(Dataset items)
#####
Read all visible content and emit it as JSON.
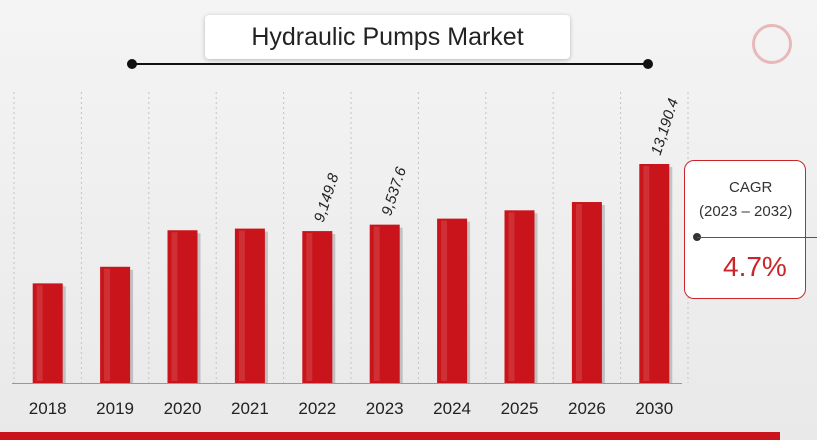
{
  "chart_data": {
    "type": "bar",
    "title": "Hydraulic Pumps Market",
    "categories": [
      "2018",
      "2019",
      "2020",
      "2021",
      "2022",
      "2023",
      "2024",
      "2025",
      "2026",
      "2030"
    ],
    "values": [
      6000,
      7000,
      9200,
      9300,
      9149.8,
      9537.6,
      9900,
      10400,
      10900,
      13190.4
    ],
    "data_labels": [
      "",
      "",
      "",
      "",
      "9,149.8",
      "9,537.6",
      "",
      "",
      "",
      "13,190.4"
    ],
    "ylim": [
      0,
      13500
    ],
    "bar_color": "#c8141a",
    "grid": true
  },
  "cagr": {
    "label": "CAGR",
    "period": "(2023 – 2032)",
    "value": "4.7%"
  },
  "colors": {
    "accent": "#c8141a",
    "bottom_bar": "#c8141a"
  }
}
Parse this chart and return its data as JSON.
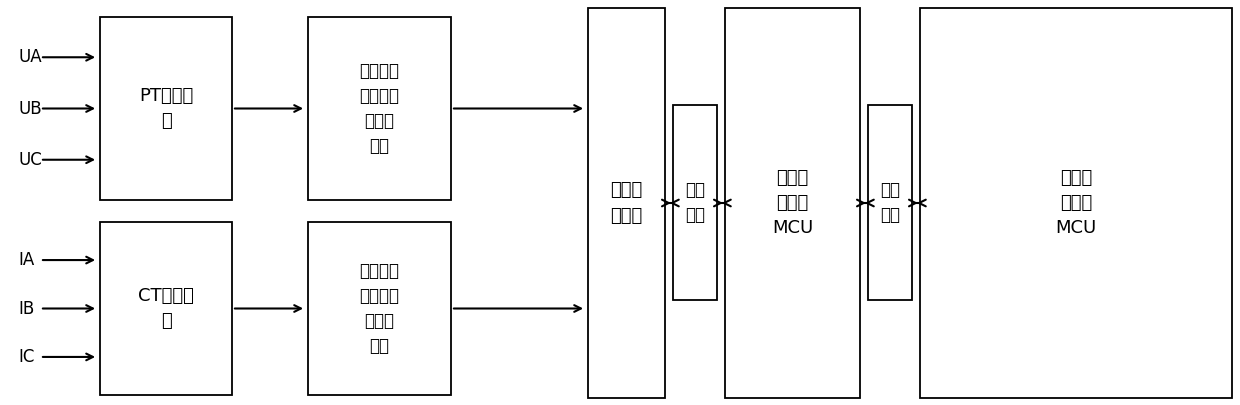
{
  "figsize": [
    12.4,
    4.05
  ],
  "dpi": 100,
  "bg_color": "#ffffff",
  "input_labels_top": [
    "UA",
    "UB",
    "UC"
  ],
  "input_labels_bottom": [
    "IA",
    "IB",
    "IC"
  ],
  "box_edge_color": "#000000",
  "box_face_color": "#ffffff",
  "arrow_color": "#000000",
  "text_color": "#000000",
  "label_pt": "PT电压采\n样",
  "label_ct": "CT电流采\n样",
  "label_sig": "信号调理\n（放大、\n低通滤\n波）",
  "label_chip": "专业计\n量芯片",
  "label_ser": "串行\n接口",
  "label_mcu1": "实时数\n据处理\nMCU",
  "label_mcu2": "应用数\n据处理\nMCU"
}
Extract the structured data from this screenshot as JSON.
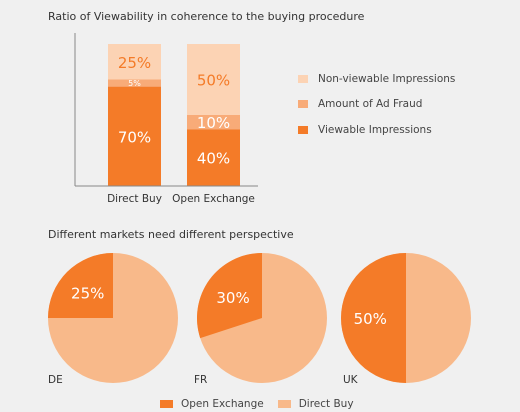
{
  "colors": {
    "viewable": "#f47b28",
    "fraud": "#f8ab78",
    "nonviewable": "#fcd3b4",
    "open_exchange": "#f47b28",
    "direct_buy": "#f8b98a",
    "axis": "#888888",
    "background": "#f0f0f0"
  },
  "chart_data": [
    {
      "type": "bar",
      "stacked": true,
      "title": "Ratio of Viewability in coherence to the buying procedure",
      "categories": [
        "Direct Buy",
        "Open Exchange"
      ],
      "series": [
        {
          "name": "Viewable Impressions",
          "values": [
            70,
            40
          ],
          "labels": [
            "70%",
            "40%"
          ]
        },
        {
          "name": "Amount of Ad Fraud",
          "values": [
            5,
            10
          ],
          "labels": [
            "5%",
            "10%"
          ]
        },
        {
          "name": "Non-viewable Impressions",
          "values": [
            25,
            50
          ],
          "labels": [
            "25%",
            "50%"
          ]
        }
      ],
      "legend_order": [
        "Non-viewable Impressions",
        "Amount of Ad Fraud",
        "Viewable Impressions"
      ],
      "legend_position": "right",
      "ylim": [
        0,
        100
      ]
    },
    {
      "type": "pie",
      "title": "Different markets need different perspective",
      "legend": [
        "Open Exchange",
        "Direct Buy"
      ],
      "legend_position": "bottom",
      "pies": [
        {
          "market": "DE",
          "values": [
            25,
            75
          ],
          "label": "25%"
        },
        {
          "market": "FR",
          "values": [
            30,
            70
          ],
          "label": "30%"
        },
        {
          "market": "UK",
          "values": [
            50,
            50
          ],
          "label": "50%"
        }
      ]
    }
  ]
}
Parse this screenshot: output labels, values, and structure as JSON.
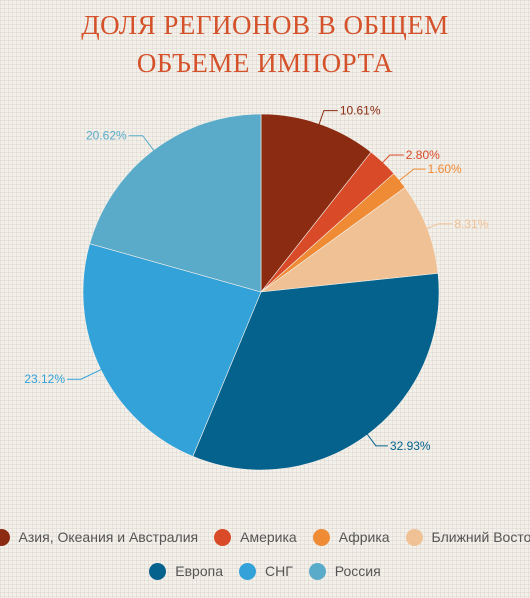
{
  "title_lines": [
    "ДОЛЯ РЕГИОНОВ В ОБЩЕМ",
    "ОБЪЕМЕ ИМПОРТА"
  ],
  "chart_data": {
    "type": "pie",
    "title": "ДОЛЯ РЕГИОНОВ В ОБЩЕМ ОБЪЕМЕ ИМПОРТА",
    "unit": "%",
    "legend_position": "bottom",
    "slices": [
      {
        "label": "Азия, Океания и Австралия",
        "value": 10.61,
        "display": "10.61%",
        "color": "#8b2c12"
      },
      {
        "label": "Америка",
        "value": 2.8,
        "display": "2.80%",
        "color": "#d94a28"
      },
      {
        "label": "Африка",
        "value": 1.6,
        "display": "1.60%",
        "color": "#ef8a35"
      },
      {
        "label": "Ближний Восток",
        "value": 8.31,
        "display": "8.31%",
        "color": "#f0c194"
      },
      {
        "label": "Европа",
        "value": 32.93,
        "display": "32.93%",
        "color": "#05628d"
      },
      {
        "label": "СНГ",
        "value": 23.12,
        "display": "23.12%",
        "color": "#32a2d9"
      },
      {
        "label": "Россия",
        "value": 20.62,
        "display": "20.62%",
        "color": "#5aabca"
      }
    ]
  }
}
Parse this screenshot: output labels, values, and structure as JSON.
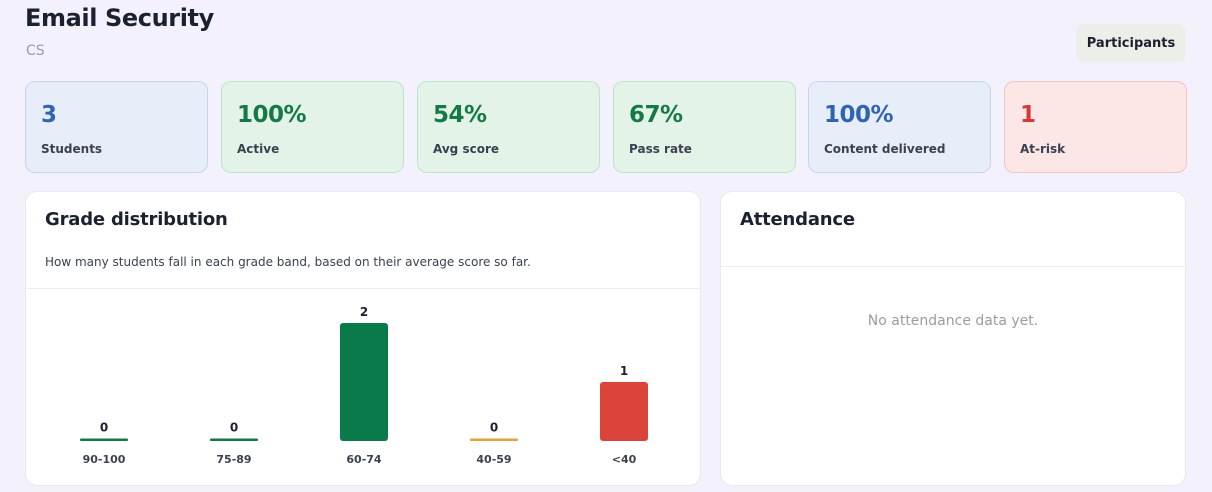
{
  "header": {
    "title": "Email Security",
    "subtitle": "CS",
    "participants_label": "Participants"
  },
  "stats": [
    {
      "value": "3",
      "label": "Students",
      "tone": "blue"
    },
    {
      "value": "100%",
      "label": "Active",
      "tone": "green"
    },
    {
      "value": "54%",
      "label": "Avg score",
      "tone": "green"
    },
    {
      "value": "67%",
      "label": "Pass rate",
      "tone": "green"
    },
    {
      "value": "100%",
      "label": "Content delivered",
      "tone": "blue"
    },
    {
      "value": "1",
      "label": "At-risk",
      "tone": "red"
    }
  ],
  "grade_distribution": {
    "title": "Grade distribution",
    "description": "How many students fall in each grade band, based on their average score so far."
  },
  "attendance": {
    "title": "Attendance",
    "empty_message": "No attendance data yet."
  },
  "colors": {
    "band_90_100": "#137a45",
    "band_75_89": "#137a45",
    "band_60_74": "#0a7a4a",
    "band_40_59": "#e0a23a",
    "band_lt_40": "#d9453b"
  },
  "chart_data": {
    "type": "bar",
    "title": "Grade distribution",
    "categories": [
      "90-100",
      "75-89",
      "60-74",
      "40-59",
      "<40"
    ],
    "values": [
      0,
      0,
      2,
      0,
      1
    ],
    "colors": [
      "#137a45",
      "#137a45",
      "#0a7a4a",
      "#e0a23a",
      "#d9453b"
    ],
    "ylim": [
      0,
      2
    ],
    "grid": false,
    "legend": "none"
  }
}
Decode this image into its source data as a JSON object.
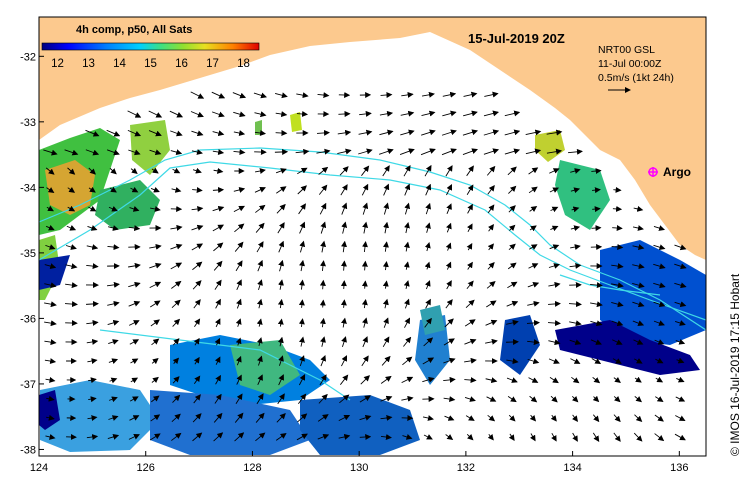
{
  "map": {
    "title_date": "15-Jul-2019 20Z",
    "colorbar": {
      "title": "4h comp, p50, All Sats",
      "ticks": [
        "12",
        "13",
        "14",
        "15",
        "16",
        "17",
        "18"
      ],
      "min": 11.5,
      "max": 18.5
    },
    "legend": {
      "line1": "NRT00 GSL",
      "line2": "11-Jul 00:00Z",
      "line3": "0.5m/s (1kt 24h)"
    },
    "argo_label": "Argo",
    "credit": "© IMOS 16-Jul-2019 17:15 Hobart",
    "lon_ticks": [
      "124",
      "126",
      "128",
      "130",
      "132",
      "134",
      "136"
    ],
    "lat_ticks": [
      "-32",
      "-33",
      "-34",
      "-35",
      "-36",
      "-37",
      "-38"
    ],
    "lon_range": [
      124,
      136.5
    ],
    "lat_range": [
      -38.1,
      -31.4
    ],
    "colors": {
      "land": "#fcc98e",
      "ocean": "#ffffff",
      "arrows": "#000000",
      "contours": "#3fd9e6",
      "argo": "#ff00ff",
      "sst_cold": "#000080",
      "sst_warm": "#e65a00"
    }
  }
}
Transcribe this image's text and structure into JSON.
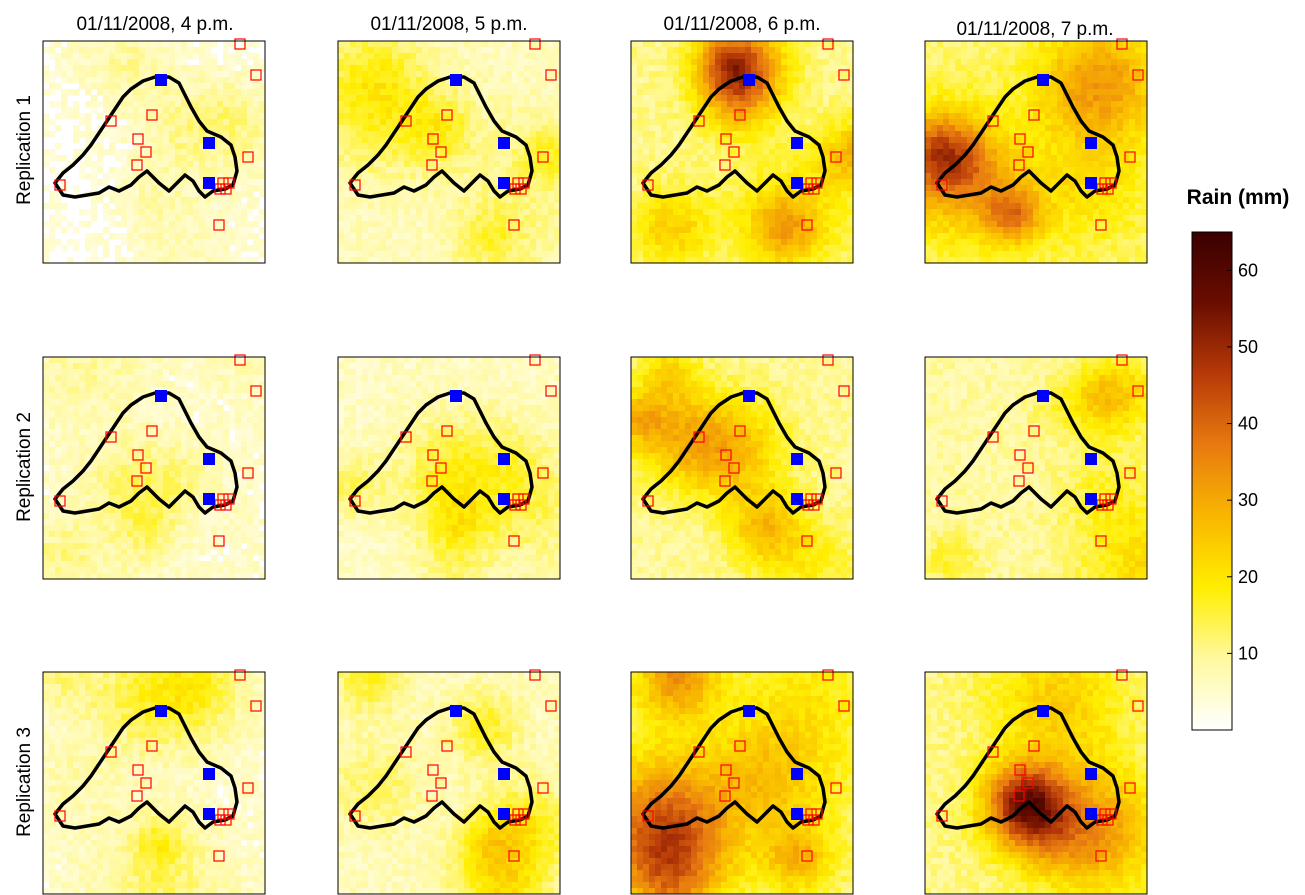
{
  "chart_data": {
    "type": "heatmap",
    "description_free": true,
    "columns": [
      {
        "label": "01/11/2008, 4 p.m."
      },
      {
        "label": "01/11/2008, 5 p.m."
      },
      {
        "label": "01/11/2008, 6 p.m."
      },
      {
        "label": "01/11/2008, 7 p.m."
      }
    ],
    "rows": [
      {
        "label": "Replication 1"
      },
      {
        "label": "Replication 2"
      },
      {
        "label": "Replication 3"
      }
    ],
    "panels_intensity": [
      [
        0.1,
        0.22,
        0.35,
        0.42
      ],
      [
        0.18,
        0.2,
        0.32,
        0.3
      ],
      [
        0.16,
        0.22,
        0.4,
        0.36
      ]
    ],
    "colorbar": {
      "title": "Rain (mm)",
      "min": 0,
      "max": 65,
      "ticks": [
        10,
        20,
        30,
        40,
        50,
        60
      ],
      "tick_labels": [
        "10",
        "20",
        "30",
        "40",
        "50",
        "60"
      ],
      "colormap": [
        "#ffffff",
        "#fff9a0",
        "#ffee00",
        "#f9b700",
        "#e87a10",
        "#b73a08",
        "#6a0d00",
        "#3a0000"
      ]
    },
    "markers": {
      "gauge_marker_color": "#ff0000",
      "outlet_marker_color": "#0000ff",
      "catchment_outline_color": "#000000"
    }
  }
}
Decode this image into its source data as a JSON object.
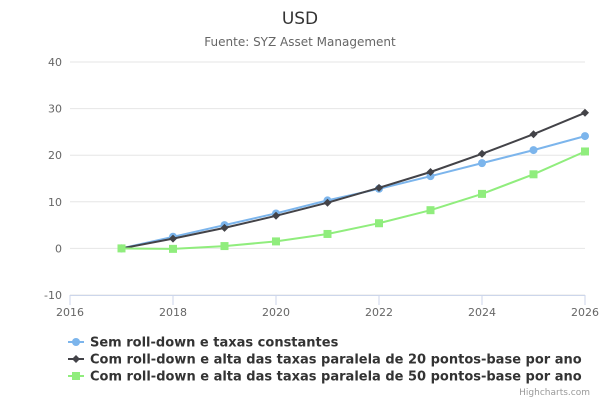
{
  "chart_data": {
    "type": "line",
    "title": "USD",
    "subtitle": "Fuente: SYZ Asset Management",
    "xlabel": "",
    "ylabel": "",
    "xlim": [
      2016,
      2026
    ],
    "ylim": [
      -10,
      40
    ],
    "x_ticks": [
      2016,
      2018,
      2020,
      2022,
      2024,
      2026
    ],
    "y_ticks": [
      -10,
      0,
      10,
      20,
      30,
      40
    ],
    "grid": "horizontal",
    "legend_position": "bottom-left",
    "series": [
      {
        "name": "Sem roll-down e taxas constantes",
        "color": "#7cb5ec",
        "marker": "circle",
        "x": [
          2017,
          2018,
          2019,
          2020,
          2021,
          2022,
          2023,
          2024,
          2025,
          2026
        ],
        "values": [
          0,
          2.5,
          5.0,
          7.5,
          10.3,
          12.8,
          15.5,
          18.3,
          21.1,
          24.1
        ]
      },
      {
        "name": "Com roll-down e alta das taxas paralela de 20 pontos-base por ano",
        "color": "#434348",
        "marker": "diamond",
        "x": [
          2017,
          2018,
          2019,
          2020,
          2021,
          2022,
          2023,
          2024,
          2025,
          2026
        ],
        "values": [
          0,
          2.1,
          4.4,
          7.0,
          9.8,
          13.0,
          16.4,
          20.3,
          24.5,
          29.1
        ]
      },
      {
        "name": "Com roll-down e alta das taxas paralela de 50 pontos-base por ano",
        "color": "#90ed7d",
        "marker": "square",
        "x": [
          2017,
          2018,
          2019,
          2020,
          2021,
          2022,
          2023,
          2024,
          2025,
          2026
        ],
        "values": [
          0,
          -0.1,
          0.5,
          1.5,
          3.1,
          5.4,
          8.2,
          11.7,
          15.9,
          20.8
        ]
      }
    ]
  },
  "credits": "Highcharts.com"
}
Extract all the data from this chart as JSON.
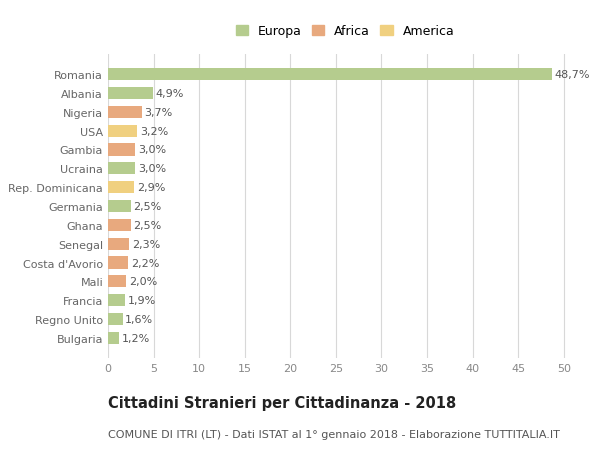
#####
▸ **Objective**
From the material above, count the lines that include "ИМПОРТА" and give only the total.

▸ **Written solution**
2